Saved data entries:

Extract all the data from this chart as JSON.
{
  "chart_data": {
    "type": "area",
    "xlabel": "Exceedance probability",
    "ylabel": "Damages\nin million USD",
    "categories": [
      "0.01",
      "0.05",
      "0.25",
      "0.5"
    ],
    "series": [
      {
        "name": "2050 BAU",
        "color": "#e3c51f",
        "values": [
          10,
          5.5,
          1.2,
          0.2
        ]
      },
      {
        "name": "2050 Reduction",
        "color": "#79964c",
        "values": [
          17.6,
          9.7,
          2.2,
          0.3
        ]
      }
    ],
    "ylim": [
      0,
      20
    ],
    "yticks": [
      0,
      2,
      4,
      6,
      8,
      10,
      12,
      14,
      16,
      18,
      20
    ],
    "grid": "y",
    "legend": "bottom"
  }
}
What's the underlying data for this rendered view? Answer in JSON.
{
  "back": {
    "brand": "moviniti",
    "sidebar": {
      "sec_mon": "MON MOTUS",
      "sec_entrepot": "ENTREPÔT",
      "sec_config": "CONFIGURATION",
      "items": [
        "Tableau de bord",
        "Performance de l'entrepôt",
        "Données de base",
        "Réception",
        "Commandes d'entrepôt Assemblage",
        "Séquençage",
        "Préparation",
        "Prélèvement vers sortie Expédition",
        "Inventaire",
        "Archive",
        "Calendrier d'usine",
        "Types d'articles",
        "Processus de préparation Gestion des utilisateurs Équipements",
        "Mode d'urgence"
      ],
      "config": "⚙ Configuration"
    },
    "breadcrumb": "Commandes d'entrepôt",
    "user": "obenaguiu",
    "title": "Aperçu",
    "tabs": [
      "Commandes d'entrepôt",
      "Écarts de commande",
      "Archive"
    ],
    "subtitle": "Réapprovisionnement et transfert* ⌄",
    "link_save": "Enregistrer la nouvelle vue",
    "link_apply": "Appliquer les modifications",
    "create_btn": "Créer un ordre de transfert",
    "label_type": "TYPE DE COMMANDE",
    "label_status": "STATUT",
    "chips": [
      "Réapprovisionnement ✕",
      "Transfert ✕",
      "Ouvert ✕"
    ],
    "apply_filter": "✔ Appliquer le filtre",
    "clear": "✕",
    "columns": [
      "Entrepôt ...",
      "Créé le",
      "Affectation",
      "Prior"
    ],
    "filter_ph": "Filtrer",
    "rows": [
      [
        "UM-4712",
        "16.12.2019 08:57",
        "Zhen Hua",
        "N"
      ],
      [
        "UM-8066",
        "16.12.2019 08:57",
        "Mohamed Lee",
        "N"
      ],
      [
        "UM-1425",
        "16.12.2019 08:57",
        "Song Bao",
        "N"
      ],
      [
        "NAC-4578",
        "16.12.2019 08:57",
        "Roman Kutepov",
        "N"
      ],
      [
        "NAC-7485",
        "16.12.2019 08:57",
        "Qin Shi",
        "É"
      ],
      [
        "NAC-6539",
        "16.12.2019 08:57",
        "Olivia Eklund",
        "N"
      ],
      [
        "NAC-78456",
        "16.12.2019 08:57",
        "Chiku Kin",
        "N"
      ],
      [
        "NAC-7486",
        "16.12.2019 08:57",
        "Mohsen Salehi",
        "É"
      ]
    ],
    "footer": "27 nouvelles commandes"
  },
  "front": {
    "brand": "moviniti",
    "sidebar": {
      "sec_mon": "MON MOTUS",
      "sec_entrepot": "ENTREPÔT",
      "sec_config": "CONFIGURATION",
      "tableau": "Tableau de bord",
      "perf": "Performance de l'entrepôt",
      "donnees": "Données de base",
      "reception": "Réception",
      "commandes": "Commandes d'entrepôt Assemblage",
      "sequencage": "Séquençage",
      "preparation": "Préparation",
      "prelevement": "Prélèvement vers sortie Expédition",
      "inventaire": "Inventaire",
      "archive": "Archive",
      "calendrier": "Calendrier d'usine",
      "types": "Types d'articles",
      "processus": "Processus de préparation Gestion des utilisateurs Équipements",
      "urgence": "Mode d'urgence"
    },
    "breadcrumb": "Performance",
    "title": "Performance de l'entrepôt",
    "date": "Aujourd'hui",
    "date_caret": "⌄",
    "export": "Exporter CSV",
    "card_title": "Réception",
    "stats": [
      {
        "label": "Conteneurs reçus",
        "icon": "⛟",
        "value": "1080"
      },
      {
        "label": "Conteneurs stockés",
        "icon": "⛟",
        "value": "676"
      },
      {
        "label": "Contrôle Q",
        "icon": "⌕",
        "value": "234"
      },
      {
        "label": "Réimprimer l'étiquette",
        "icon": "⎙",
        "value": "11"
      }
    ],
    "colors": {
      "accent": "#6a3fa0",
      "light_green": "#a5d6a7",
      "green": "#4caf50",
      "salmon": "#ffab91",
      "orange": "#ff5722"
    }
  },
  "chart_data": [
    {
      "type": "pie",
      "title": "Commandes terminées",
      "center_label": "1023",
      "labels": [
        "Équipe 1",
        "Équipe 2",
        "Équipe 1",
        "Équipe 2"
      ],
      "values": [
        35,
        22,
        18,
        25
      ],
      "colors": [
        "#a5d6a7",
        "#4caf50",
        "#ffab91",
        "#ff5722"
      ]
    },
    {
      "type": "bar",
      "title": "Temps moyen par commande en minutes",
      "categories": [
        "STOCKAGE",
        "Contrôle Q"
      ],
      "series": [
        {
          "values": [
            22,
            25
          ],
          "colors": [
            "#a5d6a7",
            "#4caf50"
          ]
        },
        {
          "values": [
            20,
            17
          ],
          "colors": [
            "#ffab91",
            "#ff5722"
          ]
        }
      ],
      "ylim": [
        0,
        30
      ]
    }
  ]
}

Exercise description: Repeat the whole listing exactly, keeping every line intact.

Response to the task:
Extract all the data from this chart as JSON.
{
  "chart_data": {
    "type": "area",
    "xlabel": "Exceedance probability",
    "ylabel": "Damages\nin million USD",
    "categories": [
      "0.01",
      "0.05",
      "0.25",
      "0.5"
    ],
    "series": [
      {
        "name": "2050 BAU",
        "color": "#e3c51f",
        "values": [
          10,
          5.5,
          1.2,
          0.2
        ]
      },
      {
        "name": "2050 Reduction",
        "color": "#79964c",
        "values": [
          17.6,
          9.7,
          2.2,
          0.3
        ]
      }
    ],
    "ylim": [
      0,
      20
    ],
    "yticks": [
      0,
      2,
      4,
      6,
      8,
      10,
      12,
      14,
      16,
      18,
      20
    ],
    "grid": "y",
    "legend": "bottom"
  }
}
What's the underlying data for this rendered view? Answer in JSON.
{
  "back": {
    "brand": "moviniti",
    "sidebar": {
      "sec_mon": "MON MOTUS",
      "sec_entrepot": "ENTREPÔT",
      "sec_config": "CONFIGURATION",
      "items": [
        "Tableau de bord",
        "Performance de l'entrepôt",
        "Données de base",
        "Réception",
        "Commandes d'entrepôt Assemblage",
        "Séquençage",
        "Préparation",
        "Prélèvement vers sortie Expédition",
        "Inventaire",
        "Archive",
        "Calendrier d'usine",
        "Types d'articles",
        "Processus de préparation Gestion des utilisateurs Équipements",
        "Mode d'urgence"
      ],
      "config": "⚙ Configuration"
    },
    "breadcrumb": "Commandes d'entrepôt",
    "user": "obenaguiu",
    "title": "Aperçu",
    "tabs": [
      "Commandes d'entrepôt",
      "Écarts de commande",
      "Archive"
    ],
    "subtitle": "Réapprovisionnement et transfert* ⌄",
    "link_save": "Enregistrer la nouvelle vue",
    "link_apply": "Appliquer les modifications",
    "create_btn": "Créer un ordre de transfert",
    "label_type": "TYPE DE COMMANDE",
    "label_status": "STATUT",
    "chips": [
      "Réapprovisionnement ✕",
      "Transfert ✕",
      "Ouvert ✕"
    ],
    "apply_filter": "✔ Appliquer le filtre",
    "clear": "✕",
    "columns": [
      "Entrepôt ...",
      "Créé le",
      "Affectation",
      "Prior"
    ],
    "filter_ph": "Filtrer",
    "rows": [
      [
        "UM-4712",
        "16.12.2019 08:57",
        "Zhen Hua",
        "N"
      ],
      [
        "UM-8066",
        "16.12.2019 08:57",
        "Mohamed Lee",
        "N"
      ],
      [
        "UM-1425",
        "16.12.2019 08:57",
        "Song Bao",
        "N"
      ],
      [
        "NAC-4578",
        "16.12.2019 08:57",
        "Roman Kutepov",
        "N"
      ],
      [
        "NAC-7485",
        "16.12.2019 08:57",
        "Qin Shi",
        "É"
      ],
      [
        "NAC-6539",
        "16.12.2019 08:57",
        "Olivia Eklund",
        "N"
      ],
      [
        "NAC-78456",
        "16.12.2019 08:57",
        "Chiku Kin",
        "N"
      ],
      [
        "NAC-7486",
        "16.12.2019 08:57",
        "Mohsen Salehi",
        "É"
      ]
    ],
    "footer": "27 nouvelles commandes"
  },
  "front": {
    "brand": "moviniti",
    "sidebar": {
      "sec_mon": "MON MOTUS",
      "sec_entrepot": "ENTREPÔT",
      "sec_config": "CONFIGURATION",
      "tableau": "Tableau de bord",
      "perf": "Performance de l'entrepôt",
      "donnees": "Données de base",
      "reception": "Réception",
      "commandes": "Commandes d'entrepôt Assemblage",
      "sequencage": "Séquençage",
      "preparation": "Préparation",
      "prelevement": "Prélèvement vers sortie Expédition",
      "inventaire": "Inventaire",
      "archive": "Archive",
      "calendrier": "Calendrier d'usine",
      "types": "Types d'articles",
      "processus": "Processus de préparation Gestion des utilisateurs Équipements",
      "urgence": "Mode d'urgence"
    },
    "breadcrumb": "Performance",
    "title": "Performance de l'entrepôt",
    "date": "Aujourd'hui",
    "date_caret": "⌄",
    "export": "Exporter CSV",
    "card_title": "Réception",
    "stats": [
      {
        "label": "Conteneurs reçus",
        "icon": "⛟",
        "value": "1080"
      },
      {
        "label": "Conteneurs stockés",
        "icon": "⛟",
        "value": "676"
      },
      {
        "label": "Contrôle Q",
        "icon": "⌕",
        "value": "234"
      },
      {
        "label": "Réimprimer l'étiquette",
        "icon": "⎙",
        "value": "11"
      }
    ],
    "colors": {
      "accent": "#6a3fa0",
      "light_green": "#a5d6a7",
      "green": "#4caf50",
      "salmon": "#ffab91",
      "orange": "#ff5722"
    }
  },
  "chart_data": [
    {
      "type": "pie",
      "title": "Commandes terminées",
      "center_label": "1023",
      "labels": [
        "Équipe 1",
        "Équipe 2",
        "Équipe 1",
        "Équipe 2"
      ],
      "values": [
        35,
        22,
        18,
        25
      ],
      "colors": [
        "#a5d6a7",
        "#4caf50",
        "#ffab91",
        "#ff5722"
      ]
    },
    {
      "type": "bar",
      "title": "Temps moyen par commande en minutes",
      "categories": [
        "STOCKAGE",
        "Contrôle Q"
      ],
      "series": [
        {
          "values": [
            22,
            25
          ],
          "colors": [
            "#a5d6a7",
            "#4caf50"
          ]
        },
        {
          "values": [
            20,
            17
          ],
          "colors": [
            "#ffab91",
            "#ff5722"
          ]
        }
      ],
      "ylim": [
        0,
        30
      ]
    }
  ]
}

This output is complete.